* _Kutipan Pilihan_

Ahad 18 Sep 2011 21:05 WIB

Populasi Muslim Menyusut di Kolumbia, Shalat Jumat Hanya Tiga Baris Jamaah

Rep: Agung Sasongko/ Red: Stevy Maradona
Jamaah masjid yang menyusut, ilustrasi
Foto: Blogspot
Jamaah masjid yang menyusut, ilustrasi

REPUBLIKA.CO.ID, MAICO—Jum’at siang, masjid Omar Al-Jattab terisi tiga baris jamaah. Shalat jumat hari itu dipimpin oleh Imam asal Mesir. Ya, itulah penggalan suasana komunitas Muslim di Maico, Kolombia.

"Kurang dari satu dekade lalu, Masjid ini terisi sembilan baris," kata Hassan Jomaa, saat  menerjemahkan khotbah bahasa Arab di belakang aula besar.  "Ada saat di mana ruangan masjid ini ini begitu penuh sehingga terpaksa ada sebagian jamaah yang diluar, "

* _Pekerjaan yang Diminta_
[1] Salin tanpa perubahan bagian kutipan pilihan di atas, mulai dari "Ahad 18 Sep" dan berakhir pada "di Maico, Kolombia.".
[2] Jawablah pertanyaan berikut berdasarkan kutipan pilihan di atas.
(a) Berapa baris jamaah yang mengisi masjid Omar Al-Jattab pada Jumat siang itu?
(b) Imam yang memimpin shalat Jumat hari itu berasal dari negara mana?
(c) Menurut Hassan Jomaa, berapa baris jamaah yang mengisi masjid itu kurang dari satu dekade lalu?

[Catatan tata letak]
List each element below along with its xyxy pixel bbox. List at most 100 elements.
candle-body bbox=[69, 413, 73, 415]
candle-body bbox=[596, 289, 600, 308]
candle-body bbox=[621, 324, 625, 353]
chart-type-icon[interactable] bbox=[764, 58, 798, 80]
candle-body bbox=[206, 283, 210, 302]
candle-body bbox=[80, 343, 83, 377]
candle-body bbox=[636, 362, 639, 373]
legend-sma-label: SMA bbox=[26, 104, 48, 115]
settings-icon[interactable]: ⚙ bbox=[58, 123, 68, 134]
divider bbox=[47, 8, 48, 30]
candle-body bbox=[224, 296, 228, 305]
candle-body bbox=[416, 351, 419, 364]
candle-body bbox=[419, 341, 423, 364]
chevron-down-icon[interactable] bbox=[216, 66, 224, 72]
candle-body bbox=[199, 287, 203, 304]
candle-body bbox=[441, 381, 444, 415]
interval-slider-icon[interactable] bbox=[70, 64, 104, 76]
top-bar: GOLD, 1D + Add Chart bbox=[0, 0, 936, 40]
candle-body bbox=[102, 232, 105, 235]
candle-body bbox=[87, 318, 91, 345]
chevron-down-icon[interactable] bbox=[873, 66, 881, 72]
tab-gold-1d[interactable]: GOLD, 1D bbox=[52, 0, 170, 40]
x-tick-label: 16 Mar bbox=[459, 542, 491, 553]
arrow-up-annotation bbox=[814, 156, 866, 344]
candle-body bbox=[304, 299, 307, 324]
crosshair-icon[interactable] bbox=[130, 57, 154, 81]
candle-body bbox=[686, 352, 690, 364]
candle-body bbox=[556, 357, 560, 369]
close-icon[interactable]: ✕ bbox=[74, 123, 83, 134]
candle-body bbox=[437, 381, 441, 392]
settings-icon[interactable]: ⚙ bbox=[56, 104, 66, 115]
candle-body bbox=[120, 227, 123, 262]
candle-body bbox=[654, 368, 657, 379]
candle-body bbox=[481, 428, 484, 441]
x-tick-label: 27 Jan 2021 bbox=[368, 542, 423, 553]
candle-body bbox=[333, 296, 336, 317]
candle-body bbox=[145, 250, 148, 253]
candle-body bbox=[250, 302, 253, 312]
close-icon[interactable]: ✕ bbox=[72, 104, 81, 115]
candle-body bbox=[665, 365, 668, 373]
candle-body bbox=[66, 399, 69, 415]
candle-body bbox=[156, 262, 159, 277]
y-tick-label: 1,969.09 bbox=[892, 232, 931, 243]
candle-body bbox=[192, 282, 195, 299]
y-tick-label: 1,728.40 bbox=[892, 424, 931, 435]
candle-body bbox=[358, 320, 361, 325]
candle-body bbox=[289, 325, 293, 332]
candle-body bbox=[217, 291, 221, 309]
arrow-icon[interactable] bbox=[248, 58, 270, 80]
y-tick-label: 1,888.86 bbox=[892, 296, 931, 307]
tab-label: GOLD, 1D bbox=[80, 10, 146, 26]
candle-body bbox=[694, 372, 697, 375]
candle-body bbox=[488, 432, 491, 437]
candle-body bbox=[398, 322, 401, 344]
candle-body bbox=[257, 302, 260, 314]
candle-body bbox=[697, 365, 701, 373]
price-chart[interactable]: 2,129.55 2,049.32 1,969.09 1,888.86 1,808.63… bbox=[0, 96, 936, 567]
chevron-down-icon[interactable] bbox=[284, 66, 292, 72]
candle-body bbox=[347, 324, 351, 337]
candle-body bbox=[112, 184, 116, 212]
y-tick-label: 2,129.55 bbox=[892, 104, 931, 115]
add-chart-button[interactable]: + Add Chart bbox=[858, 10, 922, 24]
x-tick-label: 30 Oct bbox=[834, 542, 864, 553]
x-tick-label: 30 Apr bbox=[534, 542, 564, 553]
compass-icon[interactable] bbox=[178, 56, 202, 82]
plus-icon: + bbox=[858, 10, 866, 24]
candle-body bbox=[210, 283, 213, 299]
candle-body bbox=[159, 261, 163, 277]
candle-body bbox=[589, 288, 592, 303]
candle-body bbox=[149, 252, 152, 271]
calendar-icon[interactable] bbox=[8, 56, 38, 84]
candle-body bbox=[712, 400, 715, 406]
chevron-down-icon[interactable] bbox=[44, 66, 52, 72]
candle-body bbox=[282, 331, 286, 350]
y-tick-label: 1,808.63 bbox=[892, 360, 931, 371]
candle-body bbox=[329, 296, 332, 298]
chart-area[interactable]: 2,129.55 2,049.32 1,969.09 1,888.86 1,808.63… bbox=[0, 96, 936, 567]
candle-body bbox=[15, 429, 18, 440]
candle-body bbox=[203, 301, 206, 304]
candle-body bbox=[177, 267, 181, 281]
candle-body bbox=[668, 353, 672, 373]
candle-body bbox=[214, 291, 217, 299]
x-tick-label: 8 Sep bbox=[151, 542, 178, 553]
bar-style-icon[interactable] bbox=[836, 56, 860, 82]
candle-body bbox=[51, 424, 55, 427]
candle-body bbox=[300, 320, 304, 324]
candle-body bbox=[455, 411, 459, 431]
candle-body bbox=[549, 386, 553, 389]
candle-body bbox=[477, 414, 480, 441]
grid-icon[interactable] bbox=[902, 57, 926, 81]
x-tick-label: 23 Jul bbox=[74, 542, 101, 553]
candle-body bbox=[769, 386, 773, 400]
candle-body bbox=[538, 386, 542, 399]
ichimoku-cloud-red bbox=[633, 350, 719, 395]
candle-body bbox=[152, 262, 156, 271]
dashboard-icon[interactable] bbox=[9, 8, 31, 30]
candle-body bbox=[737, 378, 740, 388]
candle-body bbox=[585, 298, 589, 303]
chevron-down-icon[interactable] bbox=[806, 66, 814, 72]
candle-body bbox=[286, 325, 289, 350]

* _Hasil Pengerjaan Tugas_
[1]
Ahad 18 Sep 2011 21:05 WIB

Populasi Muslim Menyusut di Kolumbia, Shalat Jumat Hanya Tiga Baris Jamaah

Rep: Agung Sasongko/ Red: Stevy Maradona
Jamaah masjid yang menyusut, ilustrasi
Foto: Blogspot
Jamaah masjid yang menyusut, ilustrasi

REPUBLIKA.CO.ID, MAICO—Jum’at siang, masjid Omar Al-Jattab terisi tiga baris jamaah. Shalat jumat hari itu dipimpin oleh Imam asal Mesir. Ya, itulah penggalan suasana komunitas Muslim di Maico, Kolombia.

[2]
(a) Tiga baris jamaah.
(b) Mesir.
(c) Sembilan baris.